● WRITTEN PROBLEM:
Find each line with the word "antarctica" and say how many there are, nothing else.

● STORED DATA:
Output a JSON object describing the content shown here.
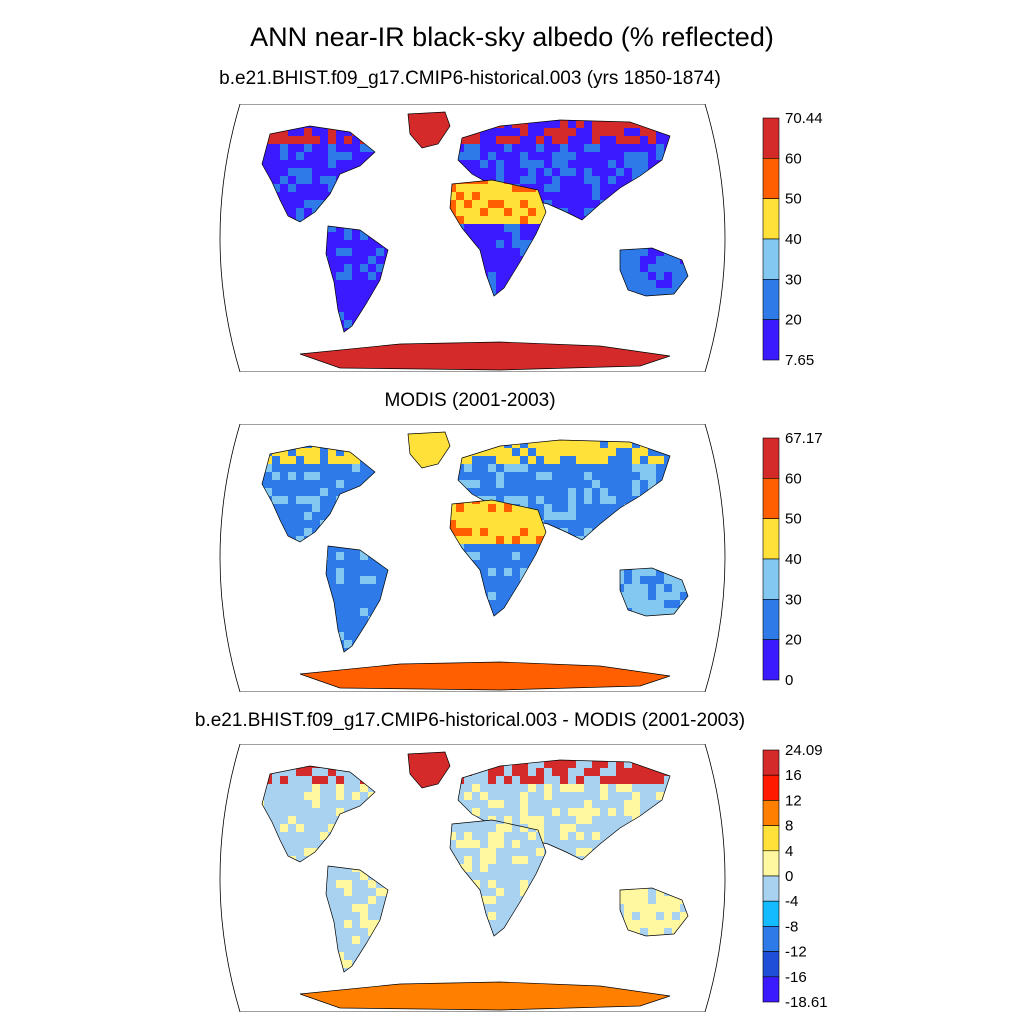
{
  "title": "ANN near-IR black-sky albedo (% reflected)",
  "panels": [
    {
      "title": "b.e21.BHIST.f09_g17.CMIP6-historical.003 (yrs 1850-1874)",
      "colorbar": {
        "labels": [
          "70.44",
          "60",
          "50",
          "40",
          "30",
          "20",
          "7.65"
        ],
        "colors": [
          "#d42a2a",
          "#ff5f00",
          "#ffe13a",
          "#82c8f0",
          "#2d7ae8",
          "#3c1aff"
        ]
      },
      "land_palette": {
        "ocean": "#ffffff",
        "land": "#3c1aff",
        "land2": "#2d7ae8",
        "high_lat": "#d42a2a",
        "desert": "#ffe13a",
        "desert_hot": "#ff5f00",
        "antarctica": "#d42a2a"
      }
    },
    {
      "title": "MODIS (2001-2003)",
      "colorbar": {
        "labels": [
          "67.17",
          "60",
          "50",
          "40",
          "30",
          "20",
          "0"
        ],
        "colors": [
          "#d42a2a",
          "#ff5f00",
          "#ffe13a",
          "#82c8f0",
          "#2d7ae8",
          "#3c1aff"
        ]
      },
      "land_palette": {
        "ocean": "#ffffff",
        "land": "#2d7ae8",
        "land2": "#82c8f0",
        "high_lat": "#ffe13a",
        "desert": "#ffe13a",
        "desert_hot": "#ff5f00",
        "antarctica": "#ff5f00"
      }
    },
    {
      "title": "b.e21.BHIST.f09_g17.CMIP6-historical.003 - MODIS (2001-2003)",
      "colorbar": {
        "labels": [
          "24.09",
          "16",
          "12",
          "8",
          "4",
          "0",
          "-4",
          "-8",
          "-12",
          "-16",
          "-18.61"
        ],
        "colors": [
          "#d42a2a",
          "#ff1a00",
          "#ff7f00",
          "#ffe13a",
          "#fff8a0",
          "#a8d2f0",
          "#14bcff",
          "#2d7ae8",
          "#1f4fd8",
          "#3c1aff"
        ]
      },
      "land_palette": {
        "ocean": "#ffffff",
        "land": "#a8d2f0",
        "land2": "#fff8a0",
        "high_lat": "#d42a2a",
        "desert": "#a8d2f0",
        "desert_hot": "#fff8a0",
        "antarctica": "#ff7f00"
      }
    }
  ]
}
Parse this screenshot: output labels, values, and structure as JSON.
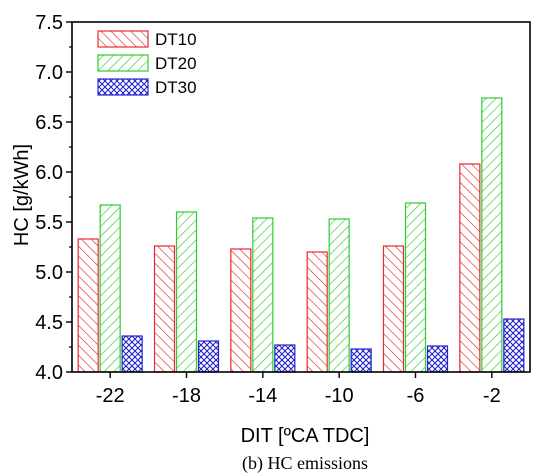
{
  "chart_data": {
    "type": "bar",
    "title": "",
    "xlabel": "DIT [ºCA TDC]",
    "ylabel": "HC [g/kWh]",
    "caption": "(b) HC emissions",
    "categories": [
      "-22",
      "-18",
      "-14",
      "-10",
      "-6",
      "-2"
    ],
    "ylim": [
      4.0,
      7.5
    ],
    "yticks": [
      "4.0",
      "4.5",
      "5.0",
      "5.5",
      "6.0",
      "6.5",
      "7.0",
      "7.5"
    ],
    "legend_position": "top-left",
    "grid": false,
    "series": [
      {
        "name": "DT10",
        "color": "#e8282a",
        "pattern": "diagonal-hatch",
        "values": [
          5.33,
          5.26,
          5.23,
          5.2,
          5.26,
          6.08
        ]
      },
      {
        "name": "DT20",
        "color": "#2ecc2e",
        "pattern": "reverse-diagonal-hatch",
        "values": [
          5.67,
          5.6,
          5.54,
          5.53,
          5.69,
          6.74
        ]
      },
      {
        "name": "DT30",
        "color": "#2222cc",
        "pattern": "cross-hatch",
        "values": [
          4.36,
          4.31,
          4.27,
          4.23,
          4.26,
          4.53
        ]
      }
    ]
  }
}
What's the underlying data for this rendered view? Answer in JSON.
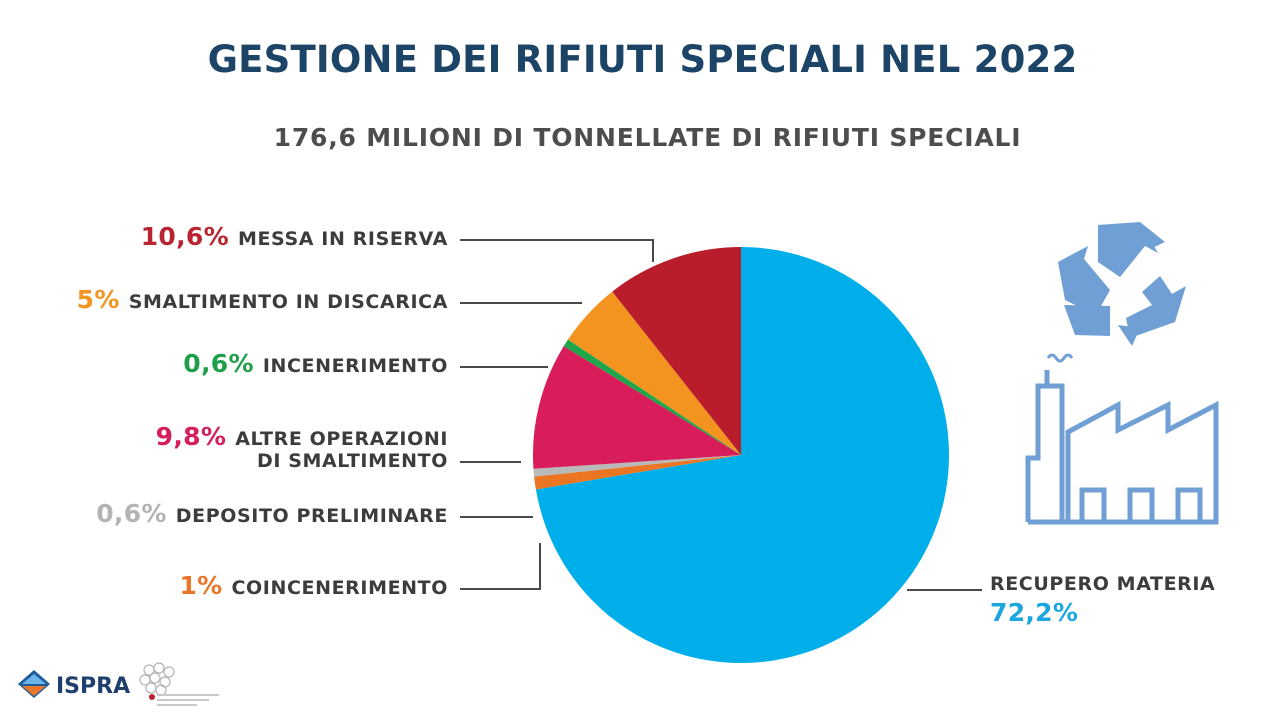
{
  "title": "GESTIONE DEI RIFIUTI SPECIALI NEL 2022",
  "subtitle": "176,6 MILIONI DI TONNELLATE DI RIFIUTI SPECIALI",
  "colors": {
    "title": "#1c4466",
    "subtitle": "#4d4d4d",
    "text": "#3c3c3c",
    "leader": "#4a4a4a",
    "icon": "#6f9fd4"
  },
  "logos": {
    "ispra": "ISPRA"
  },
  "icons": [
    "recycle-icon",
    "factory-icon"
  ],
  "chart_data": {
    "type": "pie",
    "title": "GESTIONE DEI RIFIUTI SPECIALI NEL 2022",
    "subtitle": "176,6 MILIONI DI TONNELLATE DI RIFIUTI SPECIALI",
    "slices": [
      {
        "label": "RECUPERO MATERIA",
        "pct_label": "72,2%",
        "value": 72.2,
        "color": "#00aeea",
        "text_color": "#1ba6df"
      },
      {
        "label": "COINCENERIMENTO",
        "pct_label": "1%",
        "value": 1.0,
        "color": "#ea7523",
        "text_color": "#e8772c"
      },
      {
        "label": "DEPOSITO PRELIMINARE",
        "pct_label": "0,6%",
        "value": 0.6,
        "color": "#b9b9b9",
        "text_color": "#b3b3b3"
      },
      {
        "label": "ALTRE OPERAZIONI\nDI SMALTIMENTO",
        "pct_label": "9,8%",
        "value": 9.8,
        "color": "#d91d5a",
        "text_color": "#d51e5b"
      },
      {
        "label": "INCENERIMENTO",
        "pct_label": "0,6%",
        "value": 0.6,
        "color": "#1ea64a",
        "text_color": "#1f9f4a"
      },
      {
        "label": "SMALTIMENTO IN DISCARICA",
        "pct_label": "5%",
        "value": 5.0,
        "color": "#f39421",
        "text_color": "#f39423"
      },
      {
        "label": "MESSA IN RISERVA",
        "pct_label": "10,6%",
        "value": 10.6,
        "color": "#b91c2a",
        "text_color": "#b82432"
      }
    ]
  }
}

● COMPLETE ANSWER:
3